:: Supplied information ::

>>>>

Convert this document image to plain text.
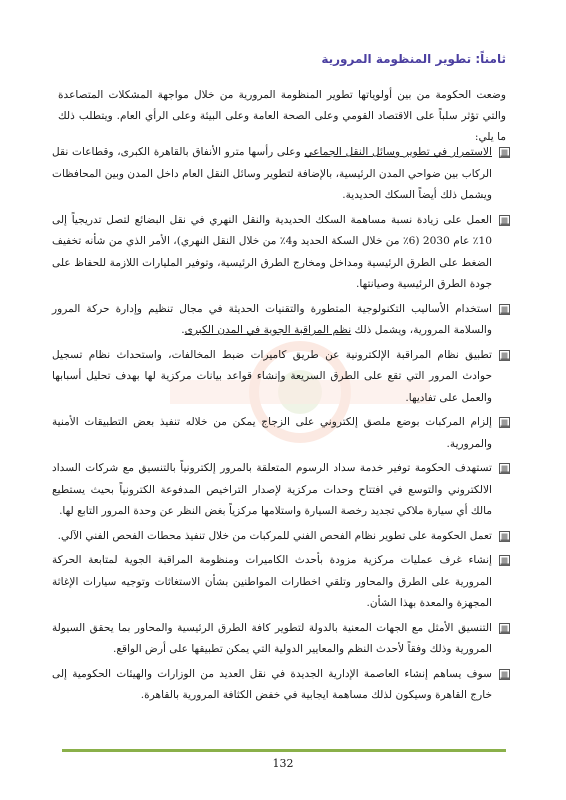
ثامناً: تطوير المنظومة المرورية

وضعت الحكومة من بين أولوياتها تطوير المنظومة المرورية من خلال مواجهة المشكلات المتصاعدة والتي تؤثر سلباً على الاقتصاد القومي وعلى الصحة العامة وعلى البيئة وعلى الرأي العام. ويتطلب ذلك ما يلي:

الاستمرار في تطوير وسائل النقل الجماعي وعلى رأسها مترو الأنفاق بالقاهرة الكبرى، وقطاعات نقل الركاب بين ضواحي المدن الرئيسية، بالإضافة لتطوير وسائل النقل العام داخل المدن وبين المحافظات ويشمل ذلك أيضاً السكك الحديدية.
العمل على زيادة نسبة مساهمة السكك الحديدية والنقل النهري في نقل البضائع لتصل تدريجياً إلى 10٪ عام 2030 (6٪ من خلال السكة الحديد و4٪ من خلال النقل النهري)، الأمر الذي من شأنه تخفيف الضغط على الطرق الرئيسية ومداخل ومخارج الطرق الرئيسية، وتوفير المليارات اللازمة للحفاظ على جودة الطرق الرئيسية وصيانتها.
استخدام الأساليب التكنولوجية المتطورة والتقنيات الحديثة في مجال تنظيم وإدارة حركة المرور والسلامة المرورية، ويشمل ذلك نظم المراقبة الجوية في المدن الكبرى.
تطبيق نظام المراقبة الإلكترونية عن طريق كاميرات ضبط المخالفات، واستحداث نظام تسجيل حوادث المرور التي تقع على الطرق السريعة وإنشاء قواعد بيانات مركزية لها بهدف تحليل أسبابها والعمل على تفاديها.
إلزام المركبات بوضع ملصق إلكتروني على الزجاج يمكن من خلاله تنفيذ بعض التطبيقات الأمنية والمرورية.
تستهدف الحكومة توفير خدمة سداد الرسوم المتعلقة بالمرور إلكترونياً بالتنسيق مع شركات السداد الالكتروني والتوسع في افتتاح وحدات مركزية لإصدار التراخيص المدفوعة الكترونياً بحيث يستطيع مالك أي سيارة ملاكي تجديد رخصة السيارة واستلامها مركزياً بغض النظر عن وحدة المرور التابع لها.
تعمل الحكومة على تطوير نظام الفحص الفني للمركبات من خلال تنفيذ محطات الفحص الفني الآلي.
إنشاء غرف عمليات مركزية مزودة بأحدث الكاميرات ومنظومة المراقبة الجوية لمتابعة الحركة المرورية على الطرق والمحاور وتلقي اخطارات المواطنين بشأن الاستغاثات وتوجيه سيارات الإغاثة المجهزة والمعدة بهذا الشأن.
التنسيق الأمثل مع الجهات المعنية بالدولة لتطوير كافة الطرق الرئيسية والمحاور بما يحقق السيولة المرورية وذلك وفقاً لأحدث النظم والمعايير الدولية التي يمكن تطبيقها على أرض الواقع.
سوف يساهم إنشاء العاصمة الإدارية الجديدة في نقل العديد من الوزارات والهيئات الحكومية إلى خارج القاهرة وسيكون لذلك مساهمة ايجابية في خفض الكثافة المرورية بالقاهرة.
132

<<<<

:: Work to be completed ::
Leave out the pictures and output every record above precisely as given.

:: Complete output ::
Convert this document image to plain text.
ثامناً: تطوير المنظومة المرورية

وضعت الحكومة من بين أولوياتها تطوير المنظومة المرورية من خلال مواجهة المشكلات المتصاعدة والتي تؤثر سلباً على الاقتصاد القومي وعلى الصحة العامة وعلى البيئة وعلى الرأي العام. ويتطلب ذلك ما يلي:

الاستمرار في تطوير وسائل النقل الجماعي وعلى رأسها مترو الأنفاق بالقاهرة الكبرى، وقطاعات نقل الركاب بين ضواحي المدن الرئيسية، بالإضافة لتطوير وسائل النقل العام داخل المدن وبين المحافظات ويشمل ذلك أيضاً السكك الحديدية.
العمل على زيادة نسبة مساهمة السكك الحديدية والنقل النهري في نقل البضائع لتصل تدريجياً إلى 10٪ عام 2030 (6٪ من خلال السكة الحديد و4٪ من خلال النقل النهري)، الأمر الذي من شأنه تخفيف الضغط على الطرق الرئيسية ومداخل ومخارج الطرق الرئيسية، وتوفير المليارات اللازمة للحفاظ على جودة الطرق الرئيسية وصيانتها.
استخدام الأساليب التكنولوجية المتطورة والتقنيات الحديثة في مجال تنظيم وإدارة حركة المرور والسلامة المرورية، ويشمل ذلك نظم المراقبة الجوية في المدن الكبرى.
تطبيق نظام المراقبة الإلكترونية عن طريق كاميرات ضبط المخالفات، واستحداث نظام تسجيل حوادث المرور التي تقع على الطرق السريعة وإنشاء قواعد بيانات مركزية لها بهدف تحليل أسبابها والعمل على تفاديها.
إلزام المركبات بوضع ملصق إلكتروني على الزجاج يمكن من خلاله تنفيذ بعض التطبيقات الأمنية والمرورية.
تستهدف الحكومة توفير خدمة سداد الرسوم المتعلقة بالمرور إلكترونياً بالتنسيق مع شركات السداد الالكتروني والتوسع في افتتاح وحدات مركزية لإصدار التراخيص المدفوعة الكترونياً بحيث يستطيع مالك أي سيارة ملاكي تجديد رخصة السيارة واستلامها مركزياً بغض النظر عن وحدة المرور التابع لها.
تعمل الحكومة على تطوير نظام الفحص الفني للمركبات من خلال تنفيذ محطات الفحص الفني الآلي.
إنشاء غرف عمليات مركزية مزودة بأحدث الكاميرات ومنظومة المراقبة الجوية لمتابعة الحركة المرورية على الطرق والمحاور وتلقي اخطارات المواطنين بشأن الاستغاثات وتوجيه سيارات الإغاثة المجهزة والمعدة بهذا الشأن.
التنسيق الأمثل مع الجهات المعنية بالدولة لتطوير كافة الطرق الرئيسية والمحاور بما يحقق السيولة المرورية وذلك وفقاً لأحدث النظم والمعايير الدولية التي يمكن تطبيقها على أرض الواقع.
سوف يساهم إنشاء العاصمة الإدارية الجديدة في نقل العديد من الوزارات والهيئات الحكومية إلى خارج القاهرة وسيكون لذلك مساهمة ايجابية في خفض الكثافة المرورية بالقاهرة.
132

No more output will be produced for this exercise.